Pasa al inglés esta oración del extracto sobre la guerrilla argentina de los años setenta: «Son dos problemas de naturaleza muy diferente, según lo han establecido los juristas.»

* [EXTRACTO DEL DOCUMENTO]:
━━━━━━━━
El problema de la guerrilla (especialmente de los Montoneros, porque el ERP tenía claramente otros fines) fue que una vez reinstaurada la democracia en 1973, a la que habían contribuido decisivamente a recuperar, no pudieron bajar las armas. Esa es mi opinión ético-política como ciudadano; como historiador, considero que era difícil que tal cosa ocurriera, por razones cuya explicación excede los alcances de este texto.

Las respuestas de los peronistas oficialistas (muchos de los cuales también estaban armados, aunque no todos integraban la Triple A, como a veces se generaliza) fueron controvertidas, porque combinaron el combate legal con el ilegal. Pero ello no puede conducir, como a veces lo hacen franjas de la izquierda intelectual, a banalizar los ataques guerrilleros. Cuando se recuerdan las respuestas represivas del presidente Juan Domingo Perón, también necesitan recordarse las causas: entonces se asaltaban los cuarteles militares.

Cualquiera sea la reflexión que concite el asunto de la guerrilla de los años setenta, se encuentra jurídicamente establecido que no puede igualarse, por más desatinado que pueda considerarse, el accionar de grupos irregulares con un procedimiento terrorista instaurado desde el Estado mismo. Son dos problemas de naturaleza muy diferente, según lo han establecido los juristas.

Desde el punto de vista histórico es claro que los militares no tomaron el poder en 1976 para confrontar a la guerrilla, puesto que ésta se encontraba entonces bastante diezmada y eso ya lo venían haciendo los gobiernos peronistas. El objetivo de los militares, en alianza con sectores de las clases dominantes, fue desmantelar el aparato productivo y el tipo de relaciones laborales heredadas de la época peronista. Este esquema había experimentado cierto desarrollo previo y no pudo ser plenamente desarticulado luego. En suma: se trató de un modelo económico y social que, grosso modo, caracterizó a la Argentina entre 1930 y 1976.
━━━━━━━━
* [FRAGMENTOS DE DATOS]:
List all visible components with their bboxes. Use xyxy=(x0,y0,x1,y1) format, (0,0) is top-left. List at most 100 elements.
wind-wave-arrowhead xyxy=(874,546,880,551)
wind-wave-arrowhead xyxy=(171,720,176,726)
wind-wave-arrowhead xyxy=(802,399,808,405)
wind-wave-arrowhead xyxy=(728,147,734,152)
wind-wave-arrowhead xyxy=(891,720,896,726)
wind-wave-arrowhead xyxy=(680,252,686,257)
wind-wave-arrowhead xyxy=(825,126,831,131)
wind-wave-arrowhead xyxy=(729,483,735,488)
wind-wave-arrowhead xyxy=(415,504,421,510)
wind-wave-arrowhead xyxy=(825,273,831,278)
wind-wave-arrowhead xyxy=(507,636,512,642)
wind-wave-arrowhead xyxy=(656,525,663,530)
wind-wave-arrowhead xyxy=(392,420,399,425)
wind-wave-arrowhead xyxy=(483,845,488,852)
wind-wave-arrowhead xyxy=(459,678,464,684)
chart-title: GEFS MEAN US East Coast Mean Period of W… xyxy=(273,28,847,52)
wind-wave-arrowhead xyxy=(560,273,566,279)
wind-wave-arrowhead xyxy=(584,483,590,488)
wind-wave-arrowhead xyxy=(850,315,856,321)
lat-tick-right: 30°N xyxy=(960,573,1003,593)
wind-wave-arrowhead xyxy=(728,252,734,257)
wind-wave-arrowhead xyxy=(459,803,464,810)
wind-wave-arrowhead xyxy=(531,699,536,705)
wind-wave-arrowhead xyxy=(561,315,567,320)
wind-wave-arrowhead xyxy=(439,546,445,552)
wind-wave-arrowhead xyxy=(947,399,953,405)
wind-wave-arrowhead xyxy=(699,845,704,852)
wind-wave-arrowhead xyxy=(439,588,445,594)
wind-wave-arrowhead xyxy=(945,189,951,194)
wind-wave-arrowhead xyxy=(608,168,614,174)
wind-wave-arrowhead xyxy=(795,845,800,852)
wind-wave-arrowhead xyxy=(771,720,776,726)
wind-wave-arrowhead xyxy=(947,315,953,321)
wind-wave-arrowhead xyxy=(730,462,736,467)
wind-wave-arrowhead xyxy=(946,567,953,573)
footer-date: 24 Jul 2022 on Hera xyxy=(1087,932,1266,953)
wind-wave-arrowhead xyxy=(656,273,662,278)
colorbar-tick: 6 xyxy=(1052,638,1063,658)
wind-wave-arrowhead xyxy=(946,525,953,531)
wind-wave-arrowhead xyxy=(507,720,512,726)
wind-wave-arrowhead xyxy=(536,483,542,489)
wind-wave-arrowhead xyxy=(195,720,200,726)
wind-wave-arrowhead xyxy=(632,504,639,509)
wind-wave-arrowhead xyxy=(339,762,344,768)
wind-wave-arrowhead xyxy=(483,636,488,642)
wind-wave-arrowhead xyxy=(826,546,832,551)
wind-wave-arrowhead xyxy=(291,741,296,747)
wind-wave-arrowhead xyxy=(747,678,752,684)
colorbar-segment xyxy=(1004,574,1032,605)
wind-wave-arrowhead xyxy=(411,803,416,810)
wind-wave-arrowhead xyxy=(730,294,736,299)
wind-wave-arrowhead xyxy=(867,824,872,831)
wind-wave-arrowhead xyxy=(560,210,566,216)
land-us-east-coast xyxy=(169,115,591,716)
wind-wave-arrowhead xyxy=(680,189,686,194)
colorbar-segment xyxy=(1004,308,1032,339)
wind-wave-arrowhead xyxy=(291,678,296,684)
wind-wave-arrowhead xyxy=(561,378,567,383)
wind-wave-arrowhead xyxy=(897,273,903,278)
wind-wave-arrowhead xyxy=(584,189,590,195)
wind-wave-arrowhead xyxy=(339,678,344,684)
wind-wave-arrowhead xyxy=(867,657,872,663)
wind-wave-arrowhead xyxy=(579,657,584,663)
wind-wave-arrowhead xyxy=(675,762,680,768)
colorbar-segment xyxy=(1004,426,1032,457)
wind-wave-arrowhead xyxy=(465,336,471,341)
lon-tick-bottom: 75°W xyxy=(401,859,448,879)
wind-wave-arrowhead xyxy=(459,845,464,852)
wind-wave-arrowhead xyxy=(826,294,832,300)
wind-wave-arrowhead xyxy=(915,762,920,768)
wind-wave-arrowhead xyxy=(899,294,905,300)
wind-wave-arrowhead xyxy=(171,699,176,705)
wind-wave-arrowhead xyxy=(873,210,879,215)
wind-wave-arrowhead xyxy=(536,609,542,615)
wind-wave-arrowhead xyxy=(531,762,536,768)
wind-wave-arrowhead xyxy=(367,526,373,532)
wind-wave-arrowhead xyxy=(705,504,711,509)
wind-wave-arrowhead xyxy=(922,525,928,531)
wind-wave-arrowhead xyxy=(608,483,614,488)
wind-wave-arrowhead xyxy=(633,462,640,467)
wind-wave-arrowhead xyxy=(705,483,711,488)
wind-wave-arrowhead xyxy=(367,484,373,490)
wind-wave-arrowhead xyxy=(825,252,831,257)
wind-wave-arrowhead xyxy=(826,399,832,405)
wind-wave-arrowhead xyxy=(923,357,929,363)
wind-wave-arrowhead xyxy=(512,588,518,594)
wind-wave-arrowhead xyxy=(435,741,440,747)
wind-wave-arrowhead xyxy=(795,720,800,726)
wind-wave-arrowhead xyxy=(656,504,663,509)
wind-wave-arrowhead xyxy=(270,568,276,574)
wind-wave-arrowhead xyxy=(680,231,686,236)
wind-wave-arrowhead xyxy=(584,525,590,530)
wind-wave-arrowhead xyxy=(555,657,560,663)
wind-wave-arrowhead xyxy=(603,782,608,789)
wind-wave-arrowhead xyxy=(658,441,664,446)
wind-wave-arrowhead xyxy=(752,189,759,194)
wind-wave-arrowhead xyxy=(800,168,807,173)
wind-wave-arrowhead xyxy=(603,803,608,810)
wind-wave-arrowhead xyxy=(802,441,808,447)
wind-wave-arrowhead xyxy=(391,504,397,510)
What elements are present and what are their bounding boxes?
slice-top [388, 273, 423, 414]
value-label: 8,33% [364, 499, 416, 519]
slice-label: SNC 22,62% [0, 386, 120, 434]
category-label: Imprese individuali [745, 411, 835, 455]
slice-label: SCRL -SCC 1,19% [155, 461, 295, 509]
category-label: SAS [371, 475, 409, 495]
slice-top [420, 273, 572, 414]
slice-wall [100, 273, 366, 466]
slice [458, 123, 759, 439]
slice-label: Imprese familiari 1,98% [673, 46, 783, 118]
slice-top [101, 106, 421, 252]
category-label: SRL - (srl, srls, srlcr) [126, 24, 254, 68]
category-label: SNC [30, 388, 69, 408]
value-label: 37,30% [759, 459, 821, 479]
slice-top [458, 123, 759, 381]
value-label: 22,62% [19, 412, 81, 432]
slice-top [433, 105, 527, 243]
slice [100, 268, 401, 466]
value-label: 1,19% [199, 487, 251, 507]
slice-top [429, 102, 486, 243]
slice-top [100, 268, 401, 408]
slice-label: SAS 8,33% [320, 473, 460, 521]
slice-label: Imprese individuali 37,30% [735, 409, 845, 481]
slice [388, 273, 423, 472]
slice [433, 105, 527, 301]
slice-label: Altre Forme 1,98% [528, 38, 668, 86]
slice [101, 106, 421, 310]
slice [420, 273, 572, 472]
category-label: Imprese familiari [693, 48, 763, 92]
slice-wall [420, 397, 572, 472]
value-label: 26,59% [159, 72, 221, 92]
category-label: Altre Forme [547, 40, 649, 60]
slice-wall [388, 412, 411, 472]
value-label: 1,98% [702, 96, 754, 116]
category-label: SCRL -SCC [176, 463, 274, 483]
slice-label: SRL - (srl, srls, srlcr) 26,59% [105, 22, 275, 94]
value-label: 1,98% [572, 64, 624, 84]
━━━━━━━━
* [TAREA RESUELTA]: They are two problems of a very different nature, as legal scholars have established.